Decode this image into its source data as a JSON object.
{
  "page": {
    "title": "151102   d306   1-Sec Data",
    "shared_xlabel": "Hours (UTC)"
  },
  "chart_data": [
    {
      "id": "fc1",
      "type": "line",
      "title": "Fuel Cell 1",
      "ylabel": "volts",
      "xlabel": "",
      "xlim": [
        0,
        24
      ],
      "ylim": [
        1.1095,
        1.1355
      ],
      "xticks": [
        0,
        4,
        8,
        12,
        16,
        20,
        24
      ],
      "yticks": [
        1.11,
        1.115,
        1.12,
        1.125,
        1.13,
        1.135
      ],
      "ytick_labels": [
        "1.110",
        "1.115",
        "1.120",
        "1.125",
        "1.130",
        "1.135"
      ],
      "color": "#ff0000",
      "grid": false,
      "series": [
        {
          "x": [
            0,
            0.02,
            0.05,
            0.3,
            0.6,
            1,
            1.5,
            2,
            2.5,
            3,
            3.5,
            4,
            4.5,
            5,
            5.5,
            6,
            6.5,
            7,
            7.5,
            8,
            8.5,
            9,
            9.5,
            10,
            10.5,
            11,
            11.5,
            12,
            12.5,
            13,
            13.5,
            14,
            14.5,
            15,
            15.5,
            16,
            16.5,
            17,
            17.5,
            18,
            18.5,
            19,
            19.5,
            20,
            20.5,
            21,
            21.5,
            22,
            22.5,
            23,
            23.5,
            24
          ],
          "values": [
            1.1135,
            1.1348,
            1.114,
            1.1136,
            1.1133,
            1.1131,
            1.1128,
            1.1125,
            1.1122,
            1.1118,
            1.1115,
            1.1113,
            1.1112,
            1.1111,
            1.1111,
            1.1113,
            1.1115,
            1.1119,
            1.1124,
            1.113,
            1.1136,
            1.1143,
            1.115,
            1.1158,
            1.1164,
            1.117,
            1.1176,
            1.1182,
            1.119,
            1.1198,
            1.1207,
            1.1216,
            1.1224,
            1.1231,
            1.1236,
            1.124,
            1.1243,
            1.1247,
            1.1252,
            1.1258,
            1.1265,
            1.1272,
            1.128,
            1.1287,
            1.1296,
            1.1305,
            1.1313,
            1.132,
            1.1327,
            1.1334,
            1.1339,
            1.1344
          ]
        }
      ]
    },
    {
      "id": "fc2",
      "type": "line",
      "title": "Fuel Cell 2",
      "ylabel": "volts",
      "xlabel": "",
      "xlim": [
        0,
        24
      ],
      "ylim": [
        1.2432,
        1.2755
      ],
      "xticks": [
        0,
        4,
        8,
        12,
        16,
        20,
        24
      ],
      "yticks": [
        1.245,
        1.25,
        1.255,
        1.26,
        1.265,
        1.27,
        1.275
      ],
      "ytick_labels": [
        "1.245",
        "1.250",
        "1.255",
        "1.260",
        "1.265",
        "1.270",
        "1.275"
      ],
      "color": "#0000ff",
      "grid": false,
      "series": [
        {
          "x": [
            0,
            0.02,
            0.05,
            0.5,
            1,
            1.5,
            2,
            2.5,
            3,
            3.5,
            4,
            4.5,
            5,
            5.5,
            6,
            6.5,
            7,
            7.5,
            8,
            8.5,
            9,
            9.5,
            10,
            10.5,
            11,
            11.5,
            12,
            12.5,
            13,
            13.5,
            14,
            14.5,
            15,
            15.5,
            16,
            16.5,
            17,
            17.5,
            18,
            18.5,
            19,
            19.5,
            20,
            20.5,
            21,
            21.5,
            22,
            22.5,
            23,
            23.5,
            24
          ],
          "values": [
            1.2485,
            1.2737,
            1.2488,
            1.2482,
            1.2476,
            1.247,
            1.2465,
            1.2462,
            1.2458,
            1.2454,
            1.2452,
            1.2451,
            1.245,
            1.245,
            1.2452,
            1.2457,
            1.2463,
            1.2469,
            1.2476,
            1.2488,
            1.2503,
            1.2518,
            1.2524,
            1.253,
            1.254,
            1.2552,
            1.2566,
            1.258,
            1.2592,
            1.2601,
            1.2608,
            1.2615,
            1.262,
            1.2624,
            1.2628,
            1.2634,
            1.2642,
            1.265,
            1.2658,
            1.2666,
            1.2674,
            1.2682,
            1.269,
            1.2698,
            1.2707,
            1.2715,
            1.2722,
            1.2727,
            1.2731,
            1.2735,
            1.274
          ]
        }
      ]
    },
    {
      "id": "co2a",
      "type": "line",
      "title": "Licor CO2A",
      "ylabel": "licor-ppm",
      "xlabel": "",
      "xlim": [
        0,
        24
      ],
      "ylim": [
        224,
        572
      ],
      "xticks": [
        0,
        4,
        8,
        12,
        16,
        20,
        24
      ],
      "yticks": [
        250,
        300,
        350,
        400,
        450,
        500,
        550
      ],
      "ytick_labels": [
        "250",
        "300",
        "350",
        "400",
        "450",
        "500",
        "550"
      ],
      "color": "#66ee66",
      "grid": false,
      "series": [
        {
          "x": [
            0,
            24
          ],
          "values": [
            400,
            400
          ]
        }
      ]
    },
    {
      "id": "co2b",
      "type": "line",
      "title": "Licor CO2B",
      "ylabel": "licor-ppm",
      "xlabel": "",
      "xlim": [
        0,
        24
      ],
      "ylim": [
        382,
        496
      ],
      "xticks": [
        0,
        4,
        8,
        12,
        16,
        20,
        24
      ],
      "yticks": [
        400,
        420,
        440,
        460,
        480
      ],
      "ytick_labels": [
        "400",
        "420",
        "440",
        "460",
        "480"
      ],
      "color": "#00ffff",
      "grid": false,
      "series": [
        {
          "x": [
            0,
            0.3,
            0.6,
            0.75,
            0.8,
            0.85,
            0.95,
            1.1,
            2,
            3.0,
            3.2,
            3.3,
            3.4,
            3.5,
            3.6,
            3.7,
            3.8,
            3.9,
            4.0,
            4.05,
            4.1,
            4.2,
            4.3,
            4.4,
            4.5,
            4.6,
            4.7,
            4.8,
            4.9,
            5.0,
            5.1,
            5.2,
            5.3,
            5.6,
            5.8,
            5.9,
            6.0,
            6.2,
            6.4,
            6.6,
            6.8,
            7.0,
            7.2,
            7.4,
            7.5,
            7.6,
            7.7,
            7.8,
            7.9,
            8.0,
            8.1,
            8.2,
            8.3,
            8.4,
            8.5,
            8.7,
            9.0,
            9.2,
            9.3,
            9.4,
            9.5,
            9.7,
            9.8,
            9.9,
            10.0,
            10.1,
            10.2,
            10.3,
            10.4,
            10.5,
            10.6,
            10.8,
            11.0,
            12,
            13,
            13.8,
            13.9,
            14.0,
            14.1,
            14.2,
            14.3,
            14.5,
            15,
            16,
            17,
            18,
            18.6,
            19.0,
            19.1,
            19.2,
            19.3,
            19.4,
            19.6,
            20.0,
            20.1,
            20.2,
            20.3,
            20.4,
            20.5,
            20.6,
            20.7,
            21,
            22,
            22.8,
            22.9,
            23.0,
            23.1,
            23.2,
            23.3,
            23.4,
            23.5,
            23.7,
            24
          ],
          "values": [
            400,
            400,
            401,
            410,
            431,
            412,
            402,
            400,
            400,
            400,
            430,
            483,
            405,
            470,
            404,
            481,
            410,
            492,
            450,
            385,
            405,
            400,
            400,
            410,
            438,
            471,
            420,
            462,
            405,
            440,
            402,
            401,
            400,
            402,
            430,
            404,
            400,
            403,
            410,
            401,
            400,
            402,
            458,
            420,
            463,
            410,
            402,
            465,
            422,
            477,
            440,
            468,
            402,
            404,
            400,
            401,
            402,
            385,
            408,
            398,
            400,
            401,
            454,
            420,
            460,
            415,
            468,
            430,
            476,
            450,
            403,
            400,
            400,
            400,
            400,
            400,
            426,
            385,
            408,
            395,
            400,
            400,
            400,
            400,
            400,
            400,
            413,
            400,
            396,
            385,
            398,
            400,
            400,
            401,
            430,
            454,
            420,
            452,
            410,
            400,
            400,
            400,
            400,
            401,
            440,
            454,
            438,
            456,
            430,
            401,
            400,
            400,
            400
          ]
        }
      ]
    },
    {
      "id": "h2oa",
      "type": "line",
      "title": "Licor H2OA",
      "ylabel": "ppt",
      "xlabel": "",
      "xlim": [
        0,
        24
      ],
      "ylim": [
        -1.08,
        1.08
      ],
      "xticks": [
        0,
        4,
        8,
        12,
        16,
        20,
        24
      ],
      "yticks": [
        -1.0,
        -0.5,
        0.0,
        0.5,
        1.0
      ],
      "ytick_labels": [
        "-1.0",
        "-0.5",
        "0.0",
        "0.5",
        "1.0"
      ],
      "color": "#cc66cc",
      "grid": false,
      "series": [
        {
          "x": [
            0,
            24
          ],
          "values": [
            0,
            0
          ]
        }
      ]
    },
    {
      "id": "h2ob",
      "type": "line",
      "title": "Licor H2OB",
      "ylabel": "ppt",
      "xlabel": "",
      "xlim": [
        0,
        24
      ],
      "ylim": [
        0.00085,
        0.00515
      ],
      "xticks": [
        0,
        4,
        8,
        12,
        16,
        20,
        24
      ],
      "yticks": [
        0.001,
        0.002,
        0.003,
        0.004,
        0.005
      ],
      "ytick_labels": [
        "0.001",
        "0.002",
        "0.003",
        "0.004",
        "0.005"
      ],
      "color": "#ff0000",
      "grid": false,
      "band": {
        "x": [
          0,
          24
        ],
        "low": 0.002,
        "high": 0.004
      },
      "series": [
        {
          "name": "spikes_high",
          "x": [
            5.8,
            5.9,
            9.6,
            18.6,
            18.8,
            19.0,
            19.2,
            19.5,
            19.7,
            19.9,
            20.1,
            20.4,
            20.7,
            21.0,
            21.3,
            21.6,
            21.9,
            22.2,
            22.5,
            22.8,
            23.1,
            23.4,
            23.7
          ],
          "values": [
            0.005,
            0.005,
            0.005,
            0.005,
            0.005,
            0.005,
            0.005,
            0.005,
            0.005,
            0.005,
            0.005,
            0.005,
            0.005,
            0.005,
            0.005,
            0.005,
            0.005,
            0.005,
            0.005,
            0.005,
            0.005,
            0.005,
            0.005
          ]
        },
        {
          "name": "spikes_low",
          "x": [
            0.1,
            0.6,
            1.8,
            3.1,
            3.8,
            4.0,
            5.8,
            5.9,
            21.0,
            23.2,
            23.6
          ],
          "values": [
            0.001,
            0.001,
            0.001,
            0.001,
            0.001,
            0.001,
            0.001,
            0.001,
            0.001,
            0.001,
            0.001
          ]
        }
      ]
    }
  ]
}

- **Given instruction**: Copy each line of the records above that carries the word "color".

- **Solution to the problem**:
      "color": "#ff0000",
      "color": "#0000ff",
      "color": "#66ee66",
      "color": "#00ffff",
      "color": "#cc66cc",
      "color": "#ff0000",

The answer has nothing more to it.